Exercise materials →

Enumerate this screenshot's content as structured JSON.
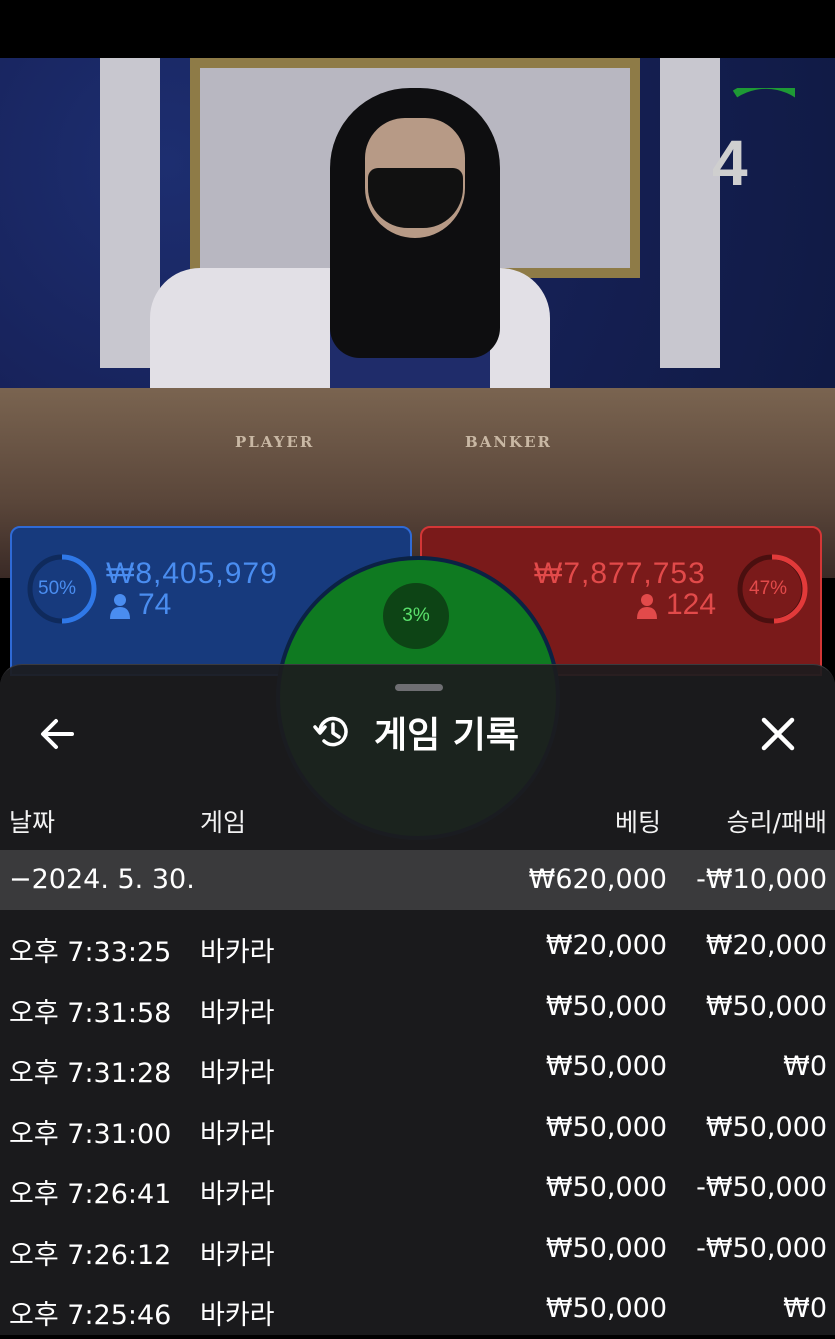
{
  "timer": {
    "value": "4"
  },
  "table_labels": {
    "player": "PLAYER",
    "banker": "BANKER"
  },
  "player": {
    "percent": "50%",
    "amount": "₩8,405,979",
    "count": "74",
    "color": "#2f6ad6"
  },
  "banker": {
    "percent": "47%",
    "amount": "₩7,877,753",
    "count": "124",
    "color": "#d33636"
  },
  "tie": {
    "percent": "3%",
    "color": "#12a12a"
  },
  "sheet": {
    "title": "게임 기록",
    "back_icon": "arrow-left-icon",
    "history_icon": "history-icon",
    "close_icon": "close-icon"
  },
  "table": {
    "headers": {
      "date": "날짜",
      "game": "게임",
      "bet": "베팅",
      "win_loss": "승리/패배"
    },
    "day": {
      "label": "−2024. 5. 30.",
      "bet": "₩620,000",
      "win_loss": "-₩10,000"
    },
    "rows": [
      {
        "time": "오후 7:33:25",
        "game": "바카라",
        "bet": "₩20,000",
        "win_loss": "₩20,000"
      },
      {
        "time": "오후 7:31:58",
        "game": "바카라",
        "bet": "₩50,000",
        "win_loss": "₩50,000"
      },
      {
        "time": "오후 7:31:28",
        "game": "바카라",
        "bet": "₩50,000",
        "win_loss": "₩0"
      },
      {
        "time": "오후 7:31:00",
        "game": "바카라",
        "bet": "₩50,000",
        "win_loss": "₩50,000"
      },
      {
        "time": "오후 7:26:41",
        "game": "바카라",
        "bet": "₩50,000",
        "win_loss": "-₩50,000"
      },
      {
        "time": "오후 7:26:12",
        "game": "바카라",
        "bet": "₩50,000",
        "win_loss": "-₩50,000"
      },
      {
        "time": "오후 7:25:46",
        "game": "바카라",
        "bet": "₩50,000",
        "win_loss": "₩0"
      }
    ]
  }
}
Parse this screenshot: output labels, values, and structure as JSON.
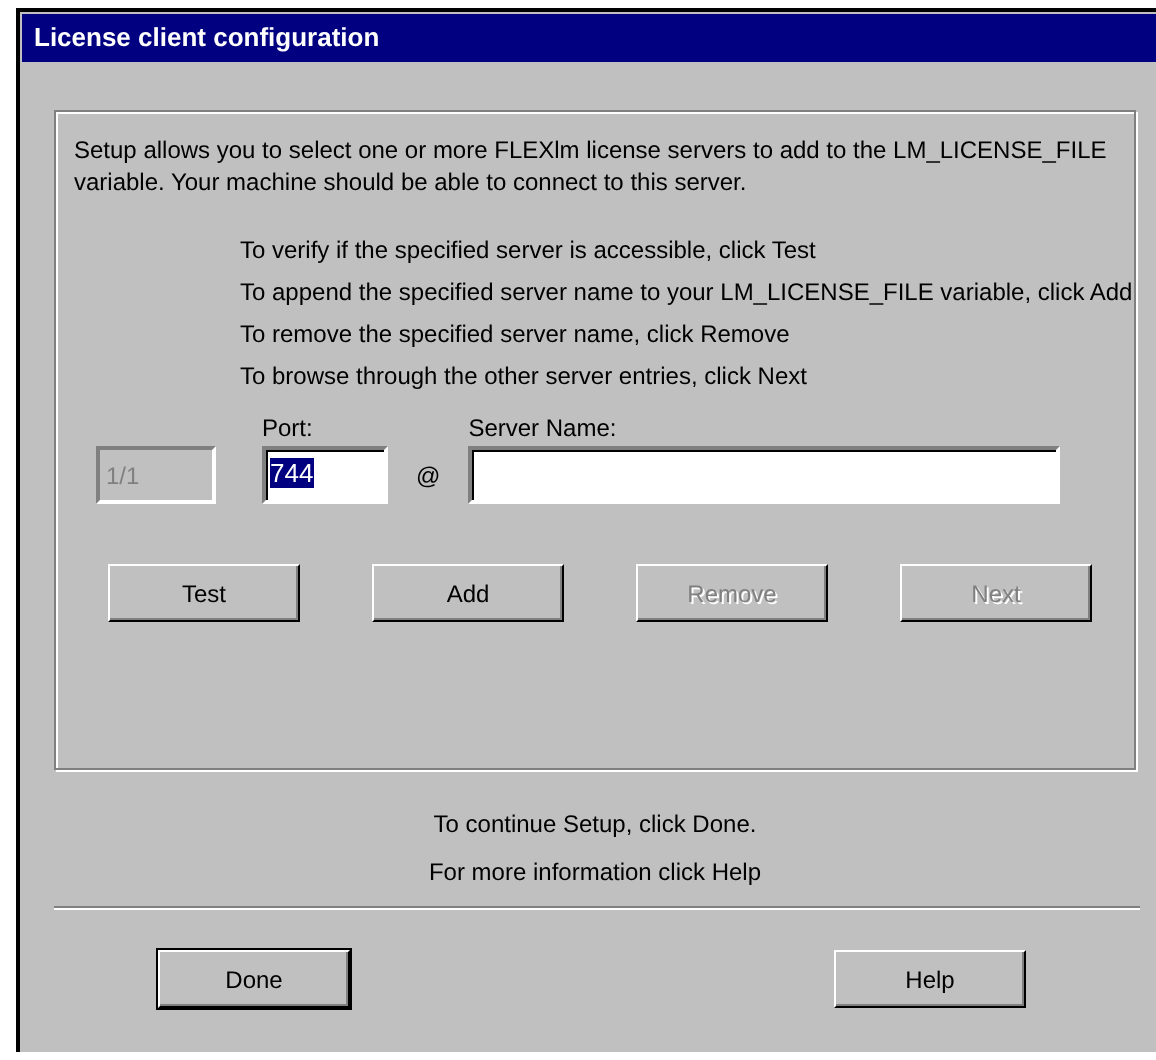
{
  "window": {
    "title": "License client configuration"
  },
  "intro": "Setup allows you to select one or more FLEXlm license servers to add to the LM_LICENSE_FILE variable. Your machine should be able to connect to this server.",
  "instructions": [
    "To verify if the specified server is accessible, click Test",
    "To append the specified server name to your LM_LICENSE_FILE variable, click Add",
    "To remove the specified server name, click Remove",
    "To browse through the other server entries, click Next"
  ],
  "counter": {
    "value": "1/1",
    "disabled": true
  },
  "port": {
    "label": "Port:",
    "value": "744",
    "text_selected": true
  },
  "at_sign": "@",
  "server": {
    "label": "Server Name:"
  },
  "actions": [
    {
      "label": "Test",
      "disabled": false
    },
    {
      "label": "Add",
      "disabled": false
    },
    {
      "label": "Remove",
      "disabled": true
    },
    {
      "label": "Next",
      "disabled": true
    }
  ],
  "footer": [
    "To continue Setup, click Done.",
    "For more information click Help"
  ],
  "buttons": [
    {
      "label": "Done",
      "default": true
    },
    {
      "label": "Help",
      "default": false
    }
  ]
}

What is being asked → Give back each entry exactly as it appears, with no pictures.

The result →
Enumerate this screenshot's content as structured JSON.
{
  "timer": {
    "value": "4"
  },
  "table_labels": {
    "player": "PLAYER",
    "banker": "BANKER"
  },
  "player": {
    "percent": "50%",
    "amount": "₩8,405,979",
    "count": "74",
    "color": "#2f6ad6"
  },
  "banker": {
    "percent": "47%",
    "amount": "₩7,877,753",
    "count": "124",
    "color": "#d33636"
  },
  "tie": {
    "percent": "3%",
    "color": "#12a12a"
  },
  "sheet": {
    "title": "게임 기록",
    "back_icon": "arrow-left-icon",
    "history_icon": "history-icon",
    "close_icon": "close-icon"
  },
  "table": {
    "headers": {
      "date": "날짜",
      "game": "게임",
      "bet": "베팅",
      "win_loss": "승리/패배"
    },
    "day": {
      "label": "−2024. 5. 30.",
      "bet": "₩620,000",
      "win_loss": "-₩10,000"
    },
    "rows": [
      {
        "time": "오후 7:33:25",
        "game": "바카라",
        "bet": "₩20,000",
        "win_loss": "₩20,000"
      },
      {
        "time": "오후 7:31:58",
        "game": "바카라",
        "bet": "₩50,000",
        "win_loss": "₩50,000"
      },
      {
        "time": "오후 7:31:28",
        "game": "바카라",
        "bet": "₩50,000",
        "win_loss": "₩0"
      },
      {
        "time": "오후 7:31:00",
        "game": "바카라",
        "bet": "₩50,000",
        "win_loss": "₩50,000"
      },
      {
        "time": "오후 7:26:41",
        "game": "바카라",
        "bet": "₩50,000",
        "win_loss": "-₩50,000"
      },
      {
        "time": "오후 7:26:12",
        "game": "바카라",
        "bet": "₩50,000",
        "win_loss": "-₩50,000"
      },
      {
        "time": "오후 7:25:46",
        "game": "바카라",
        "bet": "₩50,000",
        "win_loss": "₩0"
      }
    ]
  }
}
Parse this screenshot: output labels, values, and structure as JSON.
{
  "window": {
    "title": "License client configuration"
  },
  "intro": "Setup allows you to select one or more FLEXlm license servers to add to the LM_LICENSE_FILE variable. Your machine should be able to connect to this server.",
  "instructions": [
    "To verify if the specified server is accessible, click Test",
    "To append the specified server name to your LM_LICENSE_FILE variable, click Add",
    "To remove the specified server name, click Remove",
    "To browse through the other server entries, click Next"
  ],
  "counter": {
    "value": "1/1",
    "disabled": true
  },
  "port": {
    "label": "Port:",
    "value": "744",
    "text_selected": true
  },
  "at_sign": "@",
  "server": {
    "label": "Server Name:"
  },
  "actions": [
    {
      "label": "Test",
      "disabled": false
    },
    {
      "label": "Add",
      "disabled": false
    },
    {
      "label": "Remove",
      "disabled": true
    },
    {
      "label": "Next",
      "disabled": true
    }
  ],
  "footer": [
    "To continue Setup, click Done.",
    "For more information click Help"
  ],
  "buttons": [
    {
      "label": "Done",
      "default": true
    },
    {
      "label": "Help",
      "default": false
    }
  ]
}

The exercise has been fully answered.